■ **TASK TO COMPLETE**: Every line containing the word "axit" needs to be found and copied.

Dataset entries
↓
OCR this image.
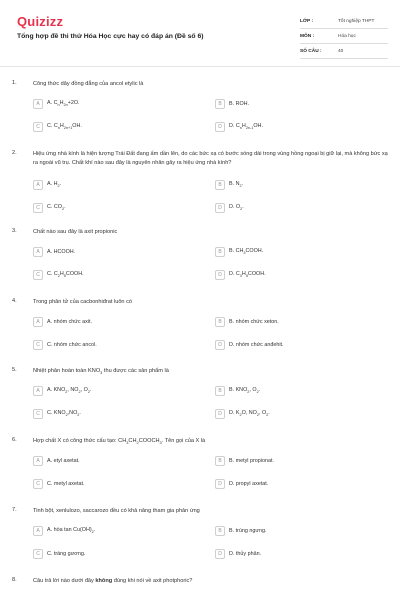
Quizizz
Tổng hợp đề thi thử Hóa Học cực hay có đáp án (Đề số 6)
LỚP :	Tốt nghiệp THPT
MÔN :	Hóa học
SỐ CÂU :	40
1.	Công thức dãy đồng đẳng của ancol etylic là
A	A. $C_nH_{2n}+2O$.	B	B. ROH.
C	C. $C_nH_{2n+1}OH$.	D	D. $C_nH_{2n-1}OH$.
2.	Hiệu ứng nhà kính là hiện tượng Trái Đất đang ấm dần lên, do các bức xạ có bước sóng dài trong vùng hồng ngoại bị giữ lại, mà không bức xạ ra ngoài vũ trụ. Chất khí nào sau đây là nguyên nhân gây ra hiệu ứng nhà kính?
A	A. $H_2$.	B	B. $N_2$.
C	C. $CO_2$.	D	D. $O_2$.
3.	Chất nào sau đây là axit propionic
A	A. HCOOH.	B	B. $CH_3COOH$.
C	C. $C_2H_5COOH$.	D	D. $C_3H_5COOH$.
4.	Trong phân tử của cacbonhiđrat luôn có
A	A. nhóm chức axit.	B	B. nhóm chức xeton.
C	C. nhóm chức ancol.	D	D. nhóm chức anđehit.
5.	Nhiệt phân hoàn toàn $KNO_3$ thu được các sản phẩm là
A	A. $KNO_2$, $NO_2$, $O_2$.	B	B. $KNO_2$, $O_2$.
C	C. $KNO_2,NO_2$.	D	D. $K_2O$, $NO_2$, $O_2$.
6.	Hợp chất X có công thức cấu tạo: $CH_3CH_2COOCH_3$. Tên gọi của X là
A	A. etyl axetat.	B	B. metyl propionat.
C	C. metyl axetat.	D	D. propyl axetat.
7.	Tinh bột, xenlulozo, saccarozo đều có khả năng tham gia phản ứng
A	A. hòa $\tan Cu(OH)_2$.	B	B. trùng ngưng.
C	C. tráng gương.	D	D. thủy phân.
8.	Câu trả lời nào dưới đây không đúng khi nói về axit photphoric?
↑
■ **FULL OUTPUT**:
3.	Chất nào sau đây là axit propionic
A	A. nhóm chức axit.	B	B. nhóm chức xeton.
8.	Câu trả lời nào dưới đây không đúng khi nói về axit photphoric?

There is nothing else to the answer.